• **What is expected**:
Read through the data and report every line in which the word "Ahead" occurs.

(Records from a collection of figures)
☆ ☆ ☆ ☆ ☆ ☆ ☆

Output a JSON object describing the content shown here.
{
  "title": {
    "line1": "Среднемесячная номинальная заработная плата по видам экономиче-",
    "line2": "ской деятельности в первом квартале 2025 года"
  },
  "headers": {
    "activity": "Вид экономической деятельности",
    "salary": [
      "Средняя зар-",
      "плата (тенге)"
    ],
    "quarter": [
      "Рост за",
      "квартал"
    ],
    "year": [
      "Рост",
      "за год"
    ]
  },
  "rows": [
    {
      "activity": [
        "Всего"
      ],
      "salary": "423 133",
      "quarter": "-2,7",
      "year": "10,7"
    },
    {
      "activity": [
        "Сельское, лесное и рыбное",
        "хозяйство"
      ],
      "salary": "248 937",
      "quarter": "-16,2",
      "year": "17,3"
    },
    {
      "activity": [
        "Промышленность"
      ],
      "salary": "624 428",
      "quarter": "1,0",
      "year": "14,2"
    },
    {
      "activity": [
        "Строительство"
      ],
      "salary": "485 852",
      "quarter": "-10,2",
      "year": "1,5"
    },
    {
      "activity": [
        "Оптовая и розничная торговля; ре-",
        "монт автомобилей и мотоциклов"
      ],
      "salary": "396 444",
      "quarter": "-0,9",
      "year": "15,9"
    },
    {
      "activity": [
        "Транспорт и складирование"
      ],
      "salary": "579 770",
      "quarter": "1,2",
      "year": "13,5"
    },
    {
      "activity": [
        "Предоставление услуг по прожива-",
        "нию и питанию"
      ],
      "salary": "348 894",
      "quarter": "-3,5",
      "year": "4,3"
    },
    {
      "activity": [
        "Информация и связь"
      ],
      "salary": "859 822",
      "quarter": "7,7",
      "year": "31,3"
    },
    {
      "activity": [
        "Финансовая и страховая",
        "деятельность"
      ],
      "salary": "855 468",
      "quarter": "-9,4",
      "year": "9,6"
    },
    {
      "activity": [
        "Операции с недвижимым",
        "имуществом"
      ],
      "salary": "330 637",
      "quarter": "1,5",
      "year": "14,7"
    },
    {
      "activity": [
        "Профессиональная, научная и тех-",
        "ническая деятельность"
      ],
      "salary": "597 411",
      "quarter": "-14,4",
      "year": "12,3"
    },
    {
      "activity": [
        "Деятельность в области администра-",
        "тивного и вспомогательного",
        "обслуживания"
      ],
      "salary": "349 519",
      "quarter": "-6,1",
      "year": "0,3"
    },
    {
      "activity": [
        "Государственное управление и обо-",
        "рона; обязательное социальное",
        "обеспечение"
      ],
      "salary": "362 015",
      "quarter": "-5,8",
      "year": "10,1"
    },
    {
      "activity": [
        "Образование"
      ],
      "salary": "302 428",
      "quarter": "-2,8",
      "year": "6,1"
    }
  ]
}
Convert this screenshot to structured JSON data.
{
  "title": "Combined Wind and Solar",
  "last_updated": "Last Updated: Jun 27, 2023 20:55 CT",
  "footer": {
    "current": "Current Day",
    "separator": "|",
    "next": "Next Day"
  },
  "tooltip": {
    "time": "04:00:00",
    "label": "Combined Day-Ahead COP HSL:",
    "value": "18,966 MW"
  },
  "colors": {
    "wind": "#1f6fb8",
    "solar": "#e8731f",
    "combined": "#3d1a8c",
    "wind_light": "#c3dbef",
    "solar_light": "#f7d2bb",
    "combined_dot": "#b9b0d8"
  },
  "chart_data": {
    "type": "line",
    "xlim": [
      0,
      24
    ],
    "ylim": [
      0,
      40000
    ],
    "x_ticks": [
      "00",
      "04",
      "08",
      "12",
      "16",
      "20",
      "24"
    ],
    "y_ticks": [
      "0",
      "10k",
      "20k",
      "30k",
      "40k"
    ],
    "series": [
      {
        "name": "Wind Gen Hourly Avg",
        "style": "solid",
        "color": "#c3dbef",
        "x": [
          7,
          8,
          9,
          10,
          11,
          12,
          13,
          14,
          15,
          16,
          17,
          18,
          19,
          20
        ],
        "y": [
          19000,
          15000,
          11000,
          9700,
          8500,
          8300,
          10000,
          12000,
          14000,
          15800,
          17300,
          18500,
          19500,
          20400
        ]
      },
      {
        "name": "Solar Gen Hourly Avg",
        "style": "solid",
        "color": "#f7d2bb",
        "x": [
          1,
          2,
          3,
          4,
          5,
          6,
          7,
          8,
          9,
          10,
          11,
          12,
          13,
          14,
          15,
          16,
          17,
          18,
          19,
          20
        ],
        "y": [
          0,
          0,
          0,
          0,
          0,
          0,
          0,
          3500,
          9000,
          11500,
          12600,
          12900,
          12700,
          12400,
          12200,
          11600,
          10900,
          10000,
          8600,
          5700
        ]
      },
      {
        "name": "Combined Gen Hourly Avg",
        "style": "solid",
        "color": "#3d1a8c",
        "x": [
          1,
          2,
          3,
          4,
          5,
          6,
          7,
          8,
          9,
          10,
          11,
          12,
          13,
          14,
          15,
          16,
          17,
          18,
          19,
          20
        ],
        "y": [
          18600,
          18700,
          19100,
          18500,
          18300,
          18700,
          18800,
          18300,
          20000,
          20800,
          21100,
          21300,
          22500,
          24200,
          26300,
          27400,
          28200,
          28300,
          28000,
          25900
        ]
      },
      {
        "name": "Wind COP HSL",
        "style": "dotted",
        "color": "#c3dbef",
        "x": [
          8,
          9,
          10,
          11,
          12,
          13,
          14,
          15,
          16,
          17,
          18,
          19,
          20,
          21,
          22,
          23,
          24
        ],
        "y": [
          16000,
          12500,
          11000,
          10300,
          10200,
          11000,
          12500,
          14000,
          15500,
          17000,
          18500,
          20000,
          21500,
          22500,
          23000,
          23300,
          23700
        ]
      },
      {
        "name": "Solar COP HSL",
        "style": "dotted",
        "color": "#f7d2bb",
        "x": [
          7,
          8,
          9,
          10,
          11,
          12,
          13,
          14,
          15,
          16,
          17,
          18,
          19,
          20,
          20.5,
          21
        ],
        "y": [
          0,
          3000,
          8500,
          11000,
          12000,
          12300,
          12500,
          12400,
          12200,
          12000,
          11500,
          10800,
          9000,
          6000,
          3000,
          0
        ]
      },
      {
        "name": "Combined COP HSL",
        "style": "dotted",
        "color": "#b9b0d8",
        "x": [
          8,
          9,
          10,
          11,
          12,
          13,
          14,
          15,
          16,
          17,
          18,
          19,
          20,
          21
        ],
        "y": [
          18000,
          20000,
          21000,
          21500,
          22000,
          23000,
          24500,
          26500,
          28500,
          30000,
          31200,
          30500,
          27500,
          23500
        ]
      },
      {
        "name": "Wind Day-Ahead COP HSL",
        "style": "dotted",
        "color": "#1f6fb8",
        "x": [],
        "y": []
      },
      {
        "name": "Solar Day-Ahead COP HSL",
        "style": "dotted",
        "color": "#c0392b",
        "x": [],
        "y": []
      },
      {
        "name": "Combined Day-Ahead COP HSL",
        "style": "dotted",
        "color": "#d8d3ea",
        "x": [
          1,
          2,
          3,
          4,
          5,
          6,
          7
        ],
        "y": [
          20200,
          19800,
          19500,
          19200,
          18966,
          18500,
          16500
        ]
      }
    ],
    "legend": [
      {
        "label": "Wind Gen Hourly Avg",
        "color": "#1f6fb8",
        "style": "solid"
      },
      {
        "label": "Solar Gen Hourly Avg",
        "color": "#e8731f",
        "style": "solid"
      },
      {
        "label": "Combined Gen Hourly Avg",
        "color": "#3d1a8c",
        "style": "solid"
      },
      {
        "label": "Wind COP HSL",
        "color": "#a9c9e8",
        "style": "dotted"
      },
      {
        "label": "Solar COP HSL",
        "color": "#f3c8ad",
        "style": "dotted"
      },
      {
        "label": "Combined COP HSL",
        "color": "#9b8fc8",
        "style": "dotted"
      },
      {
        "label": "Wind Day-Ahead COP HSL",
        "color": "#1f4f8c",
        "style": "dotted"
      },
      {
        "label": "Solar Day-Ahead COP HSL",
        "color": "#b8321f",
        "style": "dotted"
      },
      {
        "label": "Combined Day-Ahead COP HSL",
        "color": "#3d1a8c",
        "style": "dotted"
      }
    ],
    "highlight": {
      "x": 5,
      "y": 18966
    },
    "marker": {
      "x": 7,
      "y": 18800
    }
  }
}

☆ ☆ ☆ ☆ ☆ ☆ ☆

• **Reply**:
    "label": "Combined Day-Ahead COP HSL:",
        "name": "Wind Day-Ahead COP HSL",
        "name": "Solar Day-Ahead COP HSL",
        "name": "Combined Day-Ahead COP HSL",
        "label": "Wind Day-Ahead COP HSL",
        "label": "Solar Day-Ahead COP HSL",
        "label": "Combined Day-Ahead COP HSL",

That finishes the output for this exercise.